=== Data to process ===
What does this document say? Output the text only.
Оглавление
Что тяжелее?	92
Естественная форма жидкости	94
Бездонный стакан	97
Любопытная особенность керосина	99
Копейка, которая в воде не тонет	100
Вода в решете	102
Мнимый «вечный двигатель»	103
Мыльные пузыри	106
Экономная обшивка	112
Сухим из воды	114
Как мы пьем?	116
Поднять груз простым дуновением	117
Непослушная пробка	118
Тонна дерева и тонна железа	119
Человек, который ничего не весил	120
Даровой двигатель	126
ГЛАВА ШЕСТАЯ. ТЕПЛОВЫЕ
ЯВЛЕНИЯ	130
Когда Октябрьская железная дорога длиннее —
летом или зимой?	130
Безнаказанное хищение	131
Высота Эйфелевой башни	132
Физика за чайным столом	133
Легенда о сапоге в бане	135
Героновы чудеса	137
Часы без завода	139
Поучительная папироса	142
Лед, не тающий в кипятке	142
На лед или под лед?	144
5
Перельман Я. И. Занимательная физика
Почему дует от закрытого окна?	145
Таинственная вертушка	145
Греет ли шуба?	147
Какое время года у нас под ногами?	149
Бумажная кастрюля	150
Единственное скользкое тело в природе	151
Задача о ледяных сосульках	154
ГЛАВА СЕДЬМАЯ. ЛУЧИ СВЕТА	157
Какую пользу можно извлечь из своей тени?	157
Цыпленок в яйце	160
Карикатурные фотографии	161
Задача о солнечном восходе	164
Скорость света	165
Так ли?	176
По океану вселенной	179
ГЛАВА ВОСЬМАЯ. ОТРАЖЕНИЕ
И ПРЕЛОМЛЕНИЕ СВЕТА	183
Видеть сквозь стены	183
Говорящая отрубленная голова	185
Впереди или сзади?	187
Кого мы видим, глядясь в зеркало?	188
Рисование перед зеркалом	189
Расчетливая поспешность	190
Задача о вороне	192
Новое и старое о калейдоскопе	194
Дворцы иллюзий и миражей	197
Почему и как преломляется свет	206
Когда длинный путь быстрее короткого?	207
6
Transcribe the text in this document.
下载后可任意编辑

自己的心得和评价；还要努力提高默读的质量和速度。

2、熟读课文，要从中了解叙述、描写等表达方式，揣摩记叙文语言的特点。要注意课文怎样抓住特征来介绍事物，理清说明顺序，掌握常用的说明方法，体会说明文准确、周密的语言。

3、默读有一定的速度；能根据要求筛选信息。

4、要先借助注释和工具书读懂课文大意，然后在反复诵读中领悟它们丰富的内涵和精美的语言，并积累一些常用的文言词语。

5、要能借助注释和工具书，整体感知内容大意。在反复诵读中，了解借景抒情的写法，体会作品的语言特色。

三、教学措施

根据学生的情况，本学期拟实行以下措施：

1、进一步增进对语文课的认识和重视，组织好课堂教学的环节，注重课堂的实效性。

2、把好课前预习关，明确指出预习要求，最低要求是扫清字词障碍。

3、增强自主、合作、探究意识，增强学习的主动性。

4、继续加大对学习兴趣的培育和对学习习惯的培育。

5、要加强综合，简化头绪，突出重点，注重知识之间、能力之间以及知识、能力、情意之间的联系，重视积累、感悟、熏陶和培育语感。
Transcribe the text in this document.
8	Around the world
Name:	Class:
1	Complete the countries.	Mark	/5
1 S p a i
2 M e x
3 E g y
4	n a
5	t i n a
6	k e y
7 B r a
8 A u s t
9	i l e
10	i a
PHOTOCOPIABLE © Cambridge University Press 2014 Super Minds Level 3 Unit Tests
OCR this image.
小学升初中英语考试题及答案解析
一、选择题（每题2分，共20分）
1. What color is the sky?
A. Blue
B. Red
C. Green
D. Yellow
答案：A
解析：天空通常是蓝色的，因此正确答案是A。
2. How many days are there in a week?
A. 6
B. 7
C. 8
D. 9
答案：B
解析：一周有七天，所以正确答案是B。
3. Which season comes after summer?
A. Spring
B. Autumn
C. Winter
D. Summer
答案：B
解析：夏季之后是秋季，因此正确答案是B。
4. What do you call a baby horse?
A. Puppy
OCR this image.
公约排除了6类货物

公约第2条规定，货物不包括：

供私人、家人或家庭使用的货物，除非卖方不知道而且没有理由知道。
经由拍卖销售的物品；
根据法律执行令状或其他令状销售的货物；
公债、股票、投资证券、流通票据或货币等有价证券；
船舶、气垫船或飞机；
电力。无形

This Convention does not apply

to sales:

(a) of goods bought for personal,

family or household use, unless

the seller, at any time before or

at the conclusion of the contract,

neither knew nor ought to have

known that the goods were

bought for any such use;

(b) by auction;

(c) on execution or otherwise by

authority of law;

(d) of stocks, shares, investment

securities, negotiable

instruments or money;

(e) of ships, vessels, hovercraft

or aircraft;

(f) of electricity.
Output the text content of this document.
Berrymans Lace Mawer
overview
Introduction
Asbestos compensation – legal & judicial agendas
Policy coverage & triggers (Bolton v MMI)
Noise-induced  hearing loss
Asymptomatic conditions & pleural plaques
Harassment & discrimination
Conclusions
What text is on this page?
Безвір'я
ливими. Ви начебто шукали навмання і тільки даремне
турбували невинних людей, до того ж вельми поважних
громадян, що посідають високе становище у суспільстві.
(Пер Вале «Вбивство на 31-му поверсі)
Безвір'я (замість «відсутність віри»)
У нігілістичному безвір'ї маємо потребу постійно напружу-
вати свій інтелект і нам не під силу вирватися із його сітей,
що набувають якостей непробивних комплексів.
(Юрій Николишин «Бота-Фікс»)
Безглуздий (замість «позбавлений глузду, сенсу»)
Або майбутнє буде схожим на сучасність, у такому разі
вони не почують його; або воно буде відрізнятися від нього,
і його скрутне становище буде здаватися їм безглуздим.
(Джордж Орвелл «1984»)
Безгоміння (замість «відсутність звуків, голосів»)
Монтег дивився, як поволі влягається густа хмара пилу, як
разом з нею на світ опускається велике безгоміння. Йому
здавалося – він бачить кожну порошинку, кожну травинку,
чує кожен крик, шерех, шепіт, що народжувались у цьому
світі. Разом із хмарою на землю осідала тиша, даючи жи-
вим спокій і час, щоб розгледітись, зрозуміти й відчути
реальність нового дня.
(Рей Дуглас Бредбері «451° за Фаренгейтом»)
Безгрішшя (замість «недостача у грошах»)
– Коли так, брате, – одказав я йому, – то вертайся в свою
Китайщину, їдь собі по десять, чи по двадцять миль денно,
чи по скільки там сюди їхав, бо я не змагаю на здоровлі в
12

=== Task description ===
Where a line above contains the word "Когда", copy that line.

=== Solution for this task ===
Когда Октябрьская железная дорога длиннее —
Когда длинный путь быстрее короткого?	207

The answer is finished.